## Exercise goal
The answer should contain each record below, repeated exactly.

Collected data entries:
+--
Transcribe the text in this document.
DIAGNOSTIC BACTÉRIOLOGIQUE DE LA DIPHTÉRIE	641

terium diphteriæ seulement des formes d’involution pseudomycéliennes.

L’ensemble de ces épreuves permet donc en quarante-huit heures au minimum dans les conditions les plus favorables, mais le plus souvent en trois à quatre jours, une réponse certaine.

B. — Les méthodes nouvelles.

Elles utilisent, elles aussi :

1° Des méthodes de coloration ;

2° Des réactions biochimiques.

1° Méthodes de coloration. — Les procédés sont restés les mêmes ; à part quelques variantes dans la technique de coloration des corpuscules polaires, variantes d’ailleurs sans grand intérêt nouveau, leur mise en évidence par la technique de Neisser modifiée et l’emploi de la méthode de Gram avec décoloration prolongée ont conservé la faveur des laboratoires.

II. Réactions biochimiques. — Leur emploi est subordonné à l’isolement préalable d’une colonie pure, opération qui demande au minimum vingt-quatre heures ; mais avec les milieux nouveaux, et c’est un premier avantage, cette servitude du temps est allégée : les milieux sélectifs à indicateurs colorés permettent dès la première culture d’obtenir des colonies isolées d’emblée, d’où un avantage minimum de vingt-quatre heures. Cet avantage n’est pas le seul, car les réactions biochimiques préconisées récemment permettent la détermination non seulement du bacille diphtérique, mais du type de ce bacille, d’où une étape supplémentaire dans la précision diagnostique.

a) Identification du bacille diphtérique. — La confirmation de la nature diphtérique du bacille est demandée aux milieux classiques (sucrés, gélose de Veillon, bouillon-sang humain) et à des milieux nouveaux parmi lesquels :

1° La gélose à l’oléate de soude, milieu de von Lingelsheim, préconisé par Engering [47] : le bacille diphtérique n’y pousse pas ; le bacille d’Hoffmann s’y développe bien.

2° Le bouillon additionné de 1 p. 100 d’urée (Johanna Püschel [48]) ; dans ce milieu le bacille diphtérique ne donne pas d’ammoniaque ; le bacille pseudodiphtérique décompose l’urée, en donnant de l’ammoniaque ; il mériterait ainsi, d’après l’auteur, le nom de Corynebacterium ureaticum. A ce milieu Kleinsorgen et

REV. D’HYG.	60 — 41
+--
## Task solution
Transcribe the text in this document.
DIAGNOSTIC BACTÉRIOLOGIQUE DE LA DIPHTÉRIE	641

terium diphteriæ seulement des formes d’involution pseudomycéliennes.

L’ensemble de ces épreuves permet donc en quarante-huit heures au minimum dans les conditions les plus favorables, mais le plus souvent en trois à quatre jours, une réponse certaine.

B. — Les méthodes nouvelles.

Elles utilisent, elles aussi :

1° Des méthodes de coloration ;

2° Des réactions biochimiques.

1° Méthodes de coloration. — Les procédés sont restés les mêmes ; à part quelques variantes dans la technique de coloration des corpuscules polaires, variantes d’ailleurs sans grand intérêt nouveau, leur mise en évidence par la technique de Neisser modifiée et l’emploi de la méthode de Gram avec décoloration prolongée ont conservé la faveur des laboratoires.

II. Réactions biochimiques. — Leur emploi est subordonné à l’isolement préalable d’une colonie pure, opération qui demande au minimum vingt-quatre heures ; mais avec les milieux nouveaux, et c’est un premier avantage, cette servitude du temps est allégée : les milieux sélectifs à indicateurs colorés permettent dès la première culture d’obtenir des colonies isolées d’emblée, d’où un avantage minimum de vingt-quatre heures. Cet avantage n’est pas le seul, car les réactions biochimiques préconisées récemment permettent la détermination non seulement du bacille diphtérique, mais du type de ce bacille, d’où une étape supplémentaire dans la précision diagnostique.

a) Identification du bacille diphtérique. — La confirmation de la nature diphtérique du bacille est demandée aux milieux classiques (sucrés, gélose de Veillon, bouillon-sang humain) et à des milieux nouveaux parmi lesquels :

1° La gélose à l’oléate de soude, milieu de von Lingelsheim, préconisé par Engering [47] : le bacille diphtérique n’y pousse pas ; le bacille d’Hoffmann s’y développe bien.

2° Le bouillon additionné de 1 p. 100 d’urée (Johanna Püschel [48]) ; dans ce milieu le bacille diphtérique ne donne pas d’ammoniaque ; le bacille pseudodiphtérique décompose l’urée, en donnant de l’ammoniaque ; il mériterait ainsi, d’après l’auteur, le nom de Corynebacterium ureaticum. A ce milieu Kleinsorgen et

REV. D’HYG.	60 — 41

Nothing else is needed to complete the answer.